### STATED TASK:
Isolate every line in the records below with "screenshot" in it.

### MATERIAL PROVIDED:
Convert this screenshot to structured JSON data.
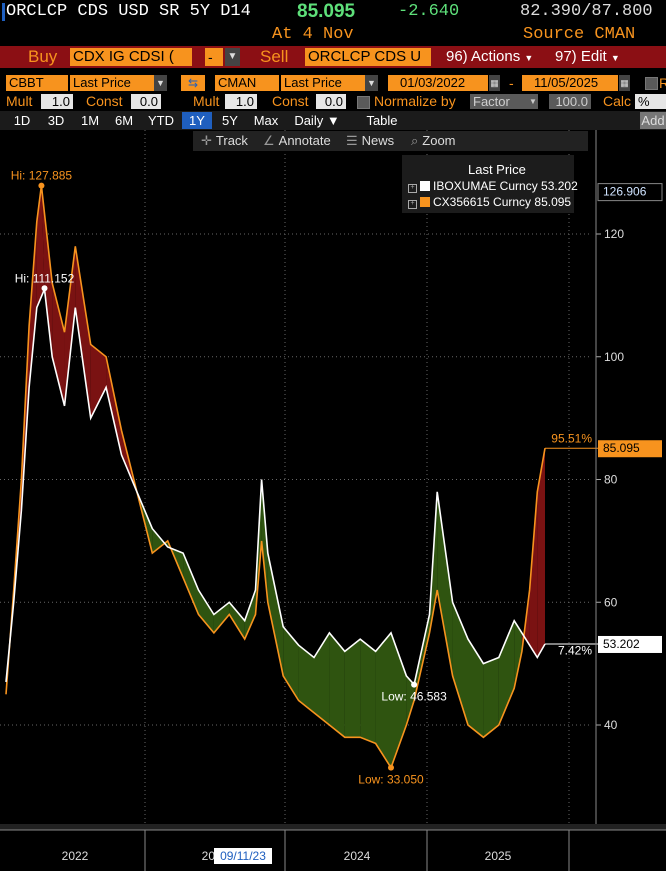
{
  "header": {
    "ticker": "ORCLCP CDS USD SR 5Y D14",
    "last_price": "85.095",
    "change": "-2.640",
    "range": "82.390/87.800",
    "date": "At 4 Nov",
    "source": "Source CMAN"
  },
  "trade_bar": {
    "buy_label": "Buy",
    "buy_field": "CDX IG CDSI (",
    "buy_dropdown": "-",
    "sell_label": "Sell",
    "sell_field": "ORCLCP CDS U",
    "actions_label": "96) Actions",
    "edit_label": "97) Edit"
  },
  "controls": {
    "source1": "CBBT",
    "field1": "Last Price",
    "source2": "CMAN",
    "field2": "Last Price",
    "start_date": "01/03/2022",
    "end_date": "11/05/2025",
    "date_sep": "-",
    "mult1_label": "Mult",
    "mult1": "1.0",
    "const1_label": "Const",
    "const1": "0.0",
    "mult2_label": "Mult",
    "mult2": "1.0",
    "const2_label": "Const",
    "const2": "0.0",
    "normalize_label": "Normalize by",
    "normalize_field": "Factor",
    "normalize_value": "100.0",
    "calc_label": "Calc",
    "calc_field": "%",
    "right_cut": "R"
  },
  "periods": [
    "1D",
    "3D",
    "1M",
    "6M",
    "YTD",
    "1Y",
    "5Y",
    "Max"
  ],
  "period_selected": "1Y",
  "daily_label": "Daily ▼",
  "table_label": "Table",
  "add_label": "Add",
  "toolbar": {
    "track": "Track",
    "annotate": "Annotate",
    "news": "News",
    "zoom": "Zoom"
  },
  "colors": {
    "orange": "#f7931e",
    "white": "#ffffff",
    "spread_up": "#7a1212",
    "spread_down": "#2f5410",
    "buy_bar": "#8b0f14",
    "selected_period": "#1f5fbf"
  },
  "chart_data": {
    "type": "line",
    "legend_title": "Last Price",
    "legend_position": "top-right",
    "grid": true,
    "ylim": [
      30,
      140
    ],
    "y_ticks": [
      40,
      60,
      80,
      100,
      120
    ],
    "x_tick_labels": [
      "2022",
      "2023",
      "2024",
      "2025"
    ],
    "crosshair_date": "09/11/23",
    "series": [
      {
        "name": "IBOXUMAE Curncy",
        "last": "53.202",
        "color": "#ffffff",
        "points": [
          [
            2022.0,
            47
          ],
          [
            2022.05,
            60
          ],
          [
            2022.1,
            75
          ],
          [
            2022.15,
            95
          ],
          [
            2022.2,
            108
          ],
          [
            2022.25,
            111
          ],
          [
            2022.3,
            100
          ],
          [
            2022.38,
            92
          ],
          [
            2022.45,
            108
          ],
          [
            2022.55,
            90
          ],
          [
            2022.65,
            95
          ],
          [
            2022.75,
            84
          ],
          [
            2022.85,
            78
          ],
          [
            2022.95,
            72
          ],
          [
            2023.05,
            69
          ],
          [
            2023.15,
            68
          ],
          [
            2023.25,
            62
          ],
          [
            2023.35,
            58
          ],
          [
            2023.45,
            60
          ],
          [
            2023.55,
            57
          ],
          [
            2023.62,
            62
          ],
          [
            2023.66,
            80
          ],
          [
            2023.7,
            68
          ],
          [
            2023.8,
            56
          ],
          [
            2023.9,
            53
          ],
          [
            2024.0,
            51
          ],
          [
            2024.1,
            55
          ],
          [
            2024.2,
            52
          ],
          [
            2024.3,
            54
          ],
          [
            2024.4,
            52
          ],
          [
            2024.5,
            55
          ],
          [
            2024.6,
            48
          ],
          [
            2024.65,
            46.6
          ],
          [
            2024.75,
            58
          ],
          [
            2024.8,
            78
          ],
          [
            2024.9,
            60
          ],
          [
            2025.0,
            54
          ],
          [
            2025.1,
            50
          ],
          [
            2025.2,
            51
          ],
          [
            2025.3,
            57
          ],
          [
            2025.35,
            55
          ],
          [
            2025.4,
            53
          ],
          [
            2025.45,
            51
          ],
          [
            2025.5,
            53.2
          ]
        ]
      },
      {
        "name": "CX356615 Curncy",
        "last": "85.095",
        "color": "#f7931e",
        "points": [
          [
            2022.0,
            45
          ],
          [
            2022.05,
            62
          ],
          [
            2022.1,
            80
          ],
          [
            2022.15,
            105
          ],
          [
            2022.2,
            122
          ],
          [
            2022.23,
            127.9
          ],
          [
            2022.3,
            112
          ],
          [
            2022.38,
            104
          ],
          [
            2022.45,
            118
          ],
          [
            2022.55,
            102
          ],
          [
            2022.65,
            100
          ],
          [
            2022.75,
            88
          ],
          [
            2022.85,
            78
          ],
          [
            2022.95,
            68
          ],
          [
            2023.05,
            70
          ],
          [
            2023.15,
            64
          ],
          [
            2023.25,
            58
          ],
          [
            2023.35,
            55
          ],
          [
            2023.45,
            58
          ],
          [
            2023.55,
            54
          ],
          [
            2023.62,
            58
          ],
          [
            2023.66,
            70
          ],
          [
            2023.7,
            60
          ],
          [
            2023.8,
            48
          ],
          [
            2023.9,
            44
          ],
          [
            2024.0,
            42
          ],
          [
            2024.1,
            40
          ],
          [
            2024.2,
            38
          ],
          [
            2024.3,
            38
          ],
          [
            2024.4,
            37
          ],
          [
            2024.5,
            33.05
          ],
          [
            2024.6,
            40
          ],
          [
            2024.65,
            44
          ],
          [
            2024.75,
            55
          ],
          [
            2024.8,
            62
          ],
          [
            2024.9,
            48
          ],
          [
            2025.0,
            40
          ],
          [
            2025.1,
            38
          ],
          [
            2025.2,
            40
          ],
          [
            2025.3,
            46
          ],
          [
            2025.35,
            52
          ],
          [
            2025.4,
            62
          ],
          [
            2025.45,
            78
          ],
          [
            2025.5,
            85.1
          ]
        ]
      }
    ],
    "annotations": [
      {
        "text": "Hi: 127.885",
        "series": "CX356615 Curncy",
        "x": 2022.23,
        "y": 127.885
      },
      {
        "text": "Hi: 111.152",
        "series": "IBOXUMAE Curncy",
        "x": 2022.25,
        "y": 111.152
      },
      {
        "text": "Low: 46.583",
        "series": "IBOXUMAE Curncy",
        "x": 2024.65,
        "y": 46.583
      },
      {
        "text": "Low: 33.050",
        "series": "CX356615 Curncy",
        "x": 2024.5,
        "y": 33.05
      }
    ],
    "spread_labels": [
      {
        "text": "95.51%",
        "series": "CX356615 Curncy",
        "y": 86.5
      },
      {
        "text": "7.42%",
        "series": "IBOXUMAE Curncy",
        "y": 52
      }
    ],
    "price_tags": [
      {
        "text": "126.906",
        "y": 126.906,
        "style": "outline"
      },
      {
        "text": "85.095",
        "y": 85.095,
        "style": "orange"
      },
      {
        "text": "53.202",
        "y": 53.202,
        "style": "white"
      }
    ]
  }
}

...

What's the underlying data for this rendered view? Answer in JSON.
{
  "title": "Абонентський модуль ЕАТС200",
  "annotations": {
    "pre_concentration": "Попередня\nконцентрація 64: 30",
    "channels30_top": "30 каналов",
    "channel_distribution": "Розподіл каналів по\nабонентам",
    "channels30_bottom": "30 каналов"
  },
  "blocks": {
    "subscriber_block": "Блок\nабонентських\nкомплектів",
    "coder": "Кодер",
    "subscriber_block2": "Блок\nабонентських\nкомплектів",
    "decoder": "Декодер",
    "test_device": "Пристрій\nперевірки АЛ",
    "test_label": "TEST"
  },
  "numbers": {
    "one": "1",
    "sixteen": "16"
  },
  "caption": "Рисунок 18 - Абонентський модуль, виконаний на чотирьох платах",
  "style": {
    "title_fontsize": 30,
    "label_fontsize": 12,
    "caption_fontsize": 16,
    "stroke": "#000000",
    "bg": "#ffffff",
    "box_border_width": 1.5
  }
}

---

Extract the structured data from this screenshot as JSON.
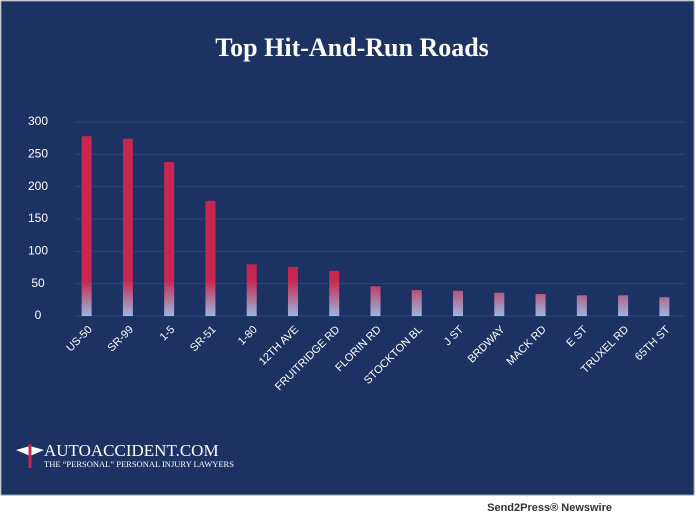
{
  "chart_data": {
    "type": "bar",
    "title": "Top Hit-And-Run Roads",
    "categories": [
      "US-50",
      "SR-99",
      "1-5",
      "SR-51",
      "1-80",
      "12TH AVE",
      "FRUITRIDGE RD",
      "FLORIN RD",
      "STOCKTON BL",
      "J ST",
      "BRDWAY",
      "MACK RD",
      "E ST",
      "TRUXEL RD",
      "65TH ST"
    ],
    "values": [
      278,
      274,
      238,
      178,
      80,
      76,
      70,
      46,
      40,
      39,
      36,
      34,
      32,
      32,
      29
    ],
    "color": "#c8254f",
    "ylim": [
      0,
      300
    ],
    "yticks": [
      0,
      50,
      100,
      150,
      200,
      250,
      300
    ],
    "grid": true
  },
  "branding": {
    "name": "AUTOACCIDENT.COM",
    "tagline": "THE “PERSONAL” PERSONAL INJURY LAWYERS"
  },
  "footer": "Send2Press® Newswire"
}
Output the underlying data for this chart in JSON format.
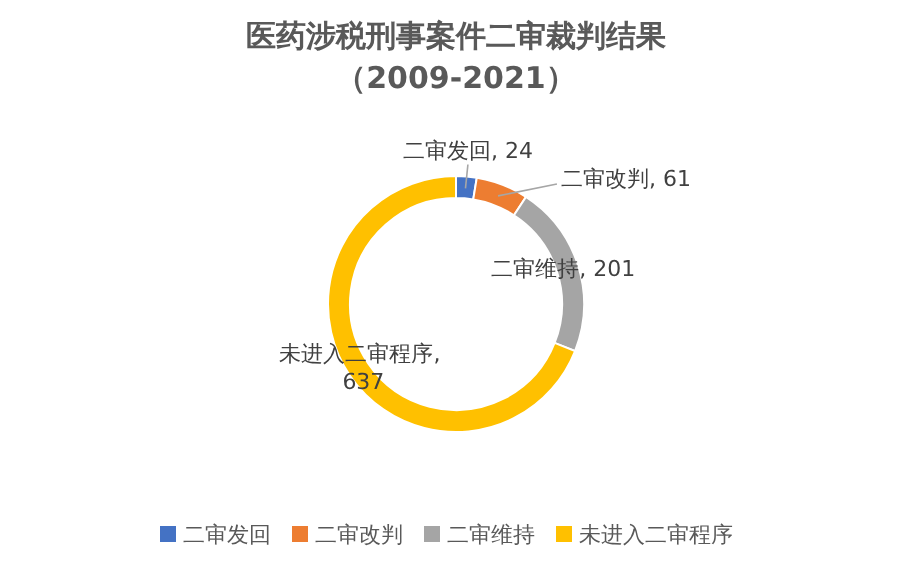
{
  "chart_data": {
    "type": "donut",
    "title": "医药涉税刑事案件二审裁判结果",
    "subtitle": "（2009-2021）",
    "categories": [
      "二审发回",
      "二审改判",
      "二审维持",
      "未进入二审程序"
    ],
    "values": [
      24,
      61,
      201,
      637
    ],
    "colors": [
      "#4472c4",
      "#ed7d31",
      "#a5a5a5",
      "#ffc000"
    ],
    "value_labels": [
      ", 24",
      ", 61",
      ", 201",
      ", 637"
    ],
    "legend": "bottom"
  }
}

### SOLUTION BELOW:
Convert this screenshot to structured JSON data.
Extract the structured data from this screenshot as JSON.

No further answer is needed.